■ **DESCRIPTION OF THE TASK**
Extract all lines that hold "درآمد" from the records below.

■ **DATASET ROWS**
···

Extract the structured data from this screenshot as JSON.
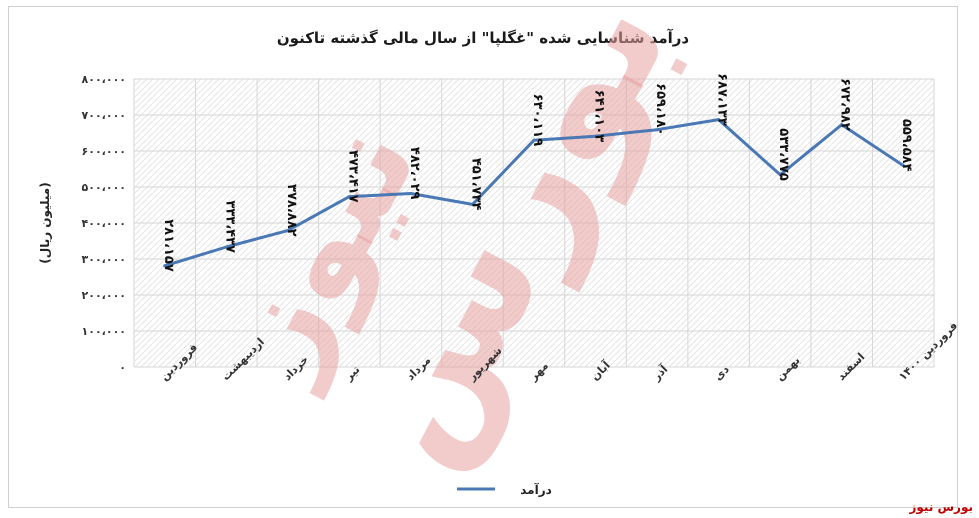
{
  "chart_data": {
    "type": "line",
    "title": "درآمد شناسایی شده \"غگلپا\" از سال مالی گذشته تاکنون",
    "ylabel": "(میلیون ریال)",
    "ylim": [
      0,
      800000
    ],
    "yticks": [
      0,
      100000,
      200000,
      300000,
      400000,
      500000,
      600000,
      700000,
      800000
    ],
    "ytick_labels": [
      "۰",
      "۱۰۰،۰۰۰",
      "۲۰۰،۰۰۰",
      "۳۰۰،۰۰۰",
      "۴۰۰،۰۰۰",
      "۵۰۰،۰۰۰",
      "۶۰۰،۰۰۰",
      "۷۰۰،۰۰۰",
      "۸۰۰،۰۰۰"
    ],
    "categories": [
      "فروردین",
      "اردیبهشت",
      "خرداد",
      "تیر",
      "مرداد",
      "شهریور",
      "مهر",
      "آبان",
      "آذر",
      "دی",
      "بهمن",
      "اسفند",
      "فروردین ۱۴۰۰"
    ],
    "grid": true,
    "legend_position": "bottom",
    "series": [
      {
        "name": "درآمد",
        "color": "#4a78b5",
        "values": [
          281157,
          333437,
          378882,
          473417,
          482029,
          451734,
          630119,
          641103,
          659180,
          687133,
          533775,
          672982,
          559584
        ],
        "labels": [
          "۲۸۱،۱۵۷",
          "۳۳۳،۴۳۷",
          "۳۷۸،۸۸۲",
          "۴۷۳،۴۱۷",
          "۴۸۲،۰۲۹",
          "۴۵۱،۷۳۴",
          "۶۳۰،۱۱۹",
          "۶۴۱،۱۰۳",
          "۶۵۹،۱۸۰",
          "۶۸۷،۱۳۳",
          "۵۳۳،۷۷۵",
          "۶۷۲،۹۸۲",
          "۵۵۹،۵۸۴"
        ]
      }
    ]
  },
  "watermark": {
    "line1": "بورس",
    "line2": "نیوز",
    "color": "#e8a0a0"
  },
  "brand": "بورس نیوز"
}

···

■ **SOLVED PROBLEM**
    "title": "درآمد شناسایی شده \"غگلپا\" از سال مالی گذشته تاکنون",
        "name": "درآمد",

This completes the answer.